[Your objective]
Please reproduce every record, keeping each one exactly as written.

------------------------------

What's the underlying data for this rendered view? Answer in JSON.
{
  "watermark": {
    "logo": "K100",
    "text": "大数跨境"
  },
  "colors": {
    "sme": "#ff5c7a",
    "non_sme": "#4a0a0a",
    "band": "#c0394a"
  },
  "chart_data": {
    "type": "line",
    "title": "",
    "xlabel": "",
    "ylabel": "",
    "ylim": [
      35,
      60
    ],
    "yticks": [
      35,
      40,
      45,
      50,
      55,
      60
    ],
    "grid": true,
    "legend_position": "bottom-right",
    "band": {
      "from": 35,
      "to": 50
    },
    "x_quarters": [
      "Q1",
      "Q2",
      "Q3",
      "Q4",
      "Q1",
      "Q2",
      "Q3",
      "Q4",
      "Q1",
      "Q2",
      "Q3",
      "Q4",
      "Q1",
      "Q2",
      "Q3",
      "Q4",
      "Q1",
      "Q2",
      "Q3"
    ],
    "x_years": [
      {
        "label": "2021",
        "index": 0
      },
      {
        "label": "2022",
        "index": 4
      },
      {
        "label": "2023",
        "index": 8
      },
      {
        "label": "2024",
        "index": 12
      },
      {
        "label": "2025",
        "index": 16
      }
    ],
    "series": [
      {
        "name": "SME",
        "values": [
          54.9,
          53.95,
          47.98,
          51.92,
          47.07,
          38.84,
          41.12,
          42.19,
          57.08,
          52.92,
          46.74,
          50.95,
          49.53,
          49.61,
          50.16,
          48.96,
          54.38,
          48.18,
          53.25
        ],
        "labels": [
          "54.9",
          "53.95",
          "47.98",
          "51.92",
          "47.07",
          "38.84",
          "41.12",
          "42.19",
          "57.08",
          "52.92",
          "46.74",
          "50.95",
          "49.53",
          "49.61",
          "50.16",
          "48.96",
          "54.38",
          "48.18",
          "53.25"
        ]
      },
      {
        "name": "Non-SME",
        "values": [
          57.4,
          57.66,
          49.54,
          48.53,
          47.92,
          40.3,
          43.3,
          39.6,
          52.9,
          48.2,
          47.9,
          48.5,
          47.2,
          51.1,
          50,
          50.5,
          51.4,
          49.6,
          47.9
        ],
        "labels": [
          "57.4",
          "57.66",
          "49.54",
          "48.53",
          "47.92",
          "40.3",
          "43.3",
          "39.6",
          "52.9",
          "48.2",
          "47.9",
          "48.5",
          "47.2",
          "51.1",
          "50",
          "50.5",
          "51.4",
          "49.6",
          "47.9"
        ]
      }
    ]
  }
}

------------------------------

[Completed exercise]
What's the underlying data for this rendered view? Answer in JSON.
{
  "watermark": {
    "logo": "K100",
    "text": "大数跨境"
  },
  "colors": {
    "sme": "#ff5c7a",
    "non_sme": "#4a0a0a",
    "band": "#c0394a"
  },
  "chart_data": {
    "type": "line",
    "title": "",
    "xlabel": "",
    "ylabel": "",
    "ylim": [
      35,
      60
    ],
    "yticks": [
      35,
      40,
      45,
      50,
      55,
      60
    ],
    "grid": true,
    "legend_position": "bottom-right",
    "band": {
      "from": 35,
      "to": 50
    },
    "x_quarters": [
      "Q1",
      "Q2",
      "Q3",
      "Q4",
      "Q1",
      "Q2",
      "Q3",
      "Q4",
      "Q1",
      "Q2",
      "Q3",
      "Q4",
      "Q1",
      "Q2",
      "Q3",
      "Q4",
      "Q1",
      "Q2",
      "Q3"
    ],
    "x_years": [
      {
        "label": "2021",
        "index": 0
      },
      {
        "label": "2022",
        "index": 4
      },
      {
        "label": "2023",
        "index": 8
      },
      {
        "label": "2024",
        "index": 12
      },
      {
        "label": "2025",
        "index": 16
      }
    ],
    "series": [
      {
        "name": "SME",
        "values": [
          54.9,
          53.95,
          47.98,
          51.92,
          47.07,
          38.84,
          41.12,
          42.19,
          57.08,
          52.92,
          46.74,
          50.95,
          49.53,
          49.61,
          50.16,
          48.96,
          54.38,
          48.18,
          53.25
        ],
        "labels": [
          "54.9",
          "53.95",
          "47.98",
          "51.92",
          "47.07",
          "38.84",
          "41.12",
          "42.19",
          "57.08",
          "52.92",
          "46.74",
          "50.95",
          "49.53",
          "49.61",
          "50.16",
          "48.96",
          "54.38",
          "48.18",
          "53.25"
        ]
      },
      {
        "name": "Non-SME",
        "values": [
          57.4,
          57.66,
          49.54,
          48.53,
          47.92,
          40.3,
          43.3,
          39.6,
          52.9,
          48.2,
          47.9,
          48.5,
          47.2,
          51.1,
          50,
          50.5,
          51.4,
          49.6,
          47.9
        ],
        "labels": [
          "57.4",
          "57.66",
          "49.54",
          "48.53",
          "47.92",
          "40.3",
          "43.3",
          "39.6",
          "52.9",
          "48.2",
          "47.9",
          "48.5",
          "47.2",
          "51.1",
          "50",
          "50.5",
          "51.4",
          "49.6",
          "47.9"
        ]
      }
    ]
  }
}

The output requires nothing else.